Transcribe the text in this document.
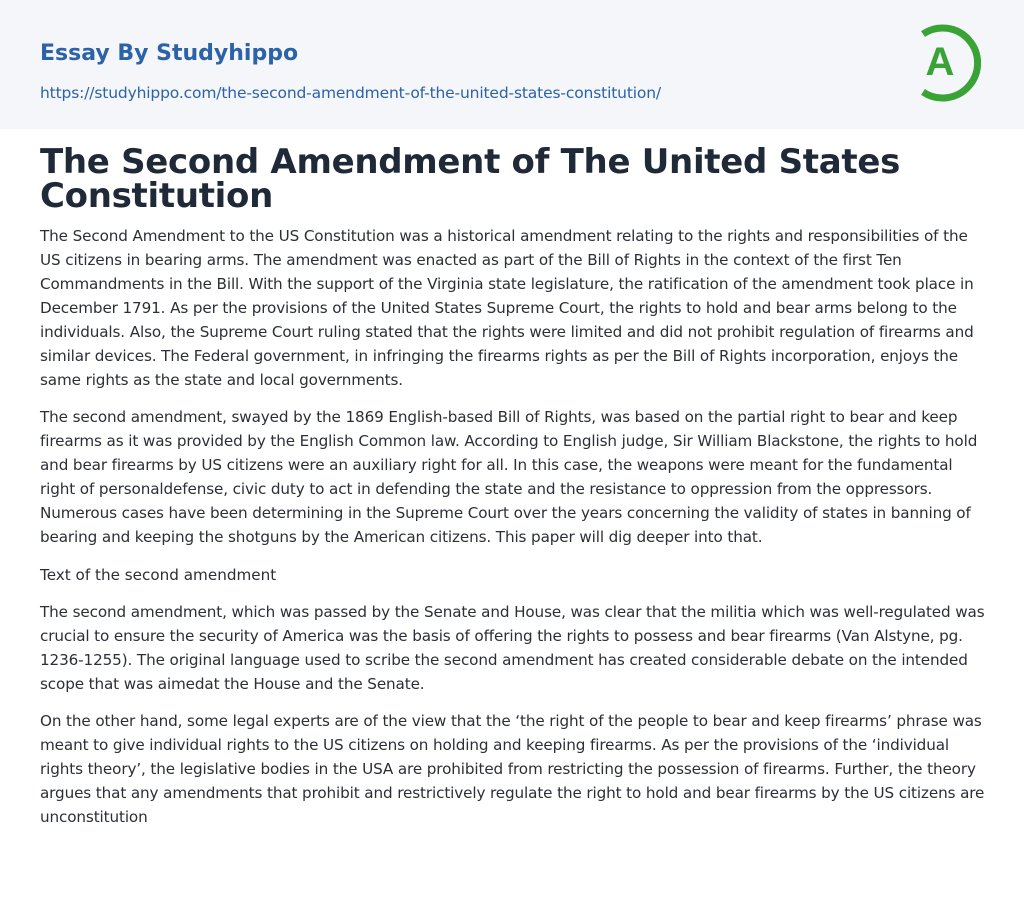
Essay By Studyhippo
https://studyhippo.com/the-second-amendment-of-the-united-states-constitution/
A
The Second Amendment of The United States Constitution

The Second Amendment to the US Constitution was a historical amendment relating to the rights and responsibilities of the US citizens in bearing arms. The amendment was enacted as part of the Bill of Rights in the context of the first Ten Commandments in the Bill. With the support of the Virginia state legislature, the ratification of the amendment took place in December 1791. As per the provisions of the United States Supreme Court, the rights to hold and bear arms belong to the individuals. Also, the Supreme Court ruling stated that the rights were limited and did not prohibit regulation of firearms and similar devices. The Federal government, in infringing the firearms rights as per the Bill of Rights incorporation, enjoys the same rights as the state and local governments.

The second amendment, swayed by the 1869 English-based Bill of Rights, was based on the partial right to bear and keep firearms as it was provided by the English Common law. According to English judge, Sir William Blackstone, the rights to hold and bear firearms by US citizens were an auxiliary right for all. In this case, the weapons were meant for the fundamental right of personaldefense, civic duty to act in defending the state and the resistance to oppression from the oppressors. Numerous cases have been determining in the Supreme Court over the years concerning the validity of states in banning of bearing and keeping the shotguns by the American citizens. This paper will dig deeper into that.

Text of the second amendment

The second amendment, which was passed by the Senate and House, was clear that the militia which was well-regulated was crucial to ensure the security of America was the basis of offering the rights to possess and bear firearms (Van Alstyne, pg. 1236-1255). The original language used to scribe the second amendment has created considerable debate on the intended scope that was aimedat the House and the Senate.

On the other hand, some legal experts are of the view that the ‘the right of the people to bear and keep firearms’ phrase was meant to give individual rights to the US citizens on holding and keeping firearms. As per the provisions of the ‘individual rights theory’, the legislative bodies in the USA are prohibited from restricting the possession of firearms. Further, the theory argues that any amendments that prohibit and restrictively regulate the right to hold and bear firearms by the US citizens are unconstitution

━━━━━━━━━━━━━━━━━━━━━━━━━━━━━━

Copy every line of the records above that contains "Supreme".

THE ANSWER:
The Second Amendment to the US Constitution was a historical amendment relating to the rights and responsibilities of the US citizens in bearing arms. The amendment was enacted as part of the Bill of Rights in the context of the first Ten Commandments in the Bill. With the support of the Virginia state legislature, the ratification of the amendment took place in December 1791. As per the provisions of the United States Supreme Court, the rights to hold and bear arms belong to the individuals. Also, the Supreme Court ruling stated that the rights were limited and did not prohibit regulation of firearms and similar devices. The Federal government, in infringing the firearms rights as per the Bill of Rights incorporation, enjoys the same rights as the state and local governments.
The second amendment, swayed by the 1869 English-based Bill of Rights, was based on the partial right to bear and keep firearms as it was provided by the English Common law. According to English judge, Sir William Blackstone, the rights to hold and bear firearms by US citizens were an auxiliary right for all. In this case, the weapons were meant for the fundamental right of personaldefense, civic duty to act in defending the state and the resistance to oppression from the oppressors. Numerous cases have been determining in the Supreme Court over the years concerning the validity of states in banning of bearing and keeping the shotguns by the American citizens. This paper will dig deeper into that.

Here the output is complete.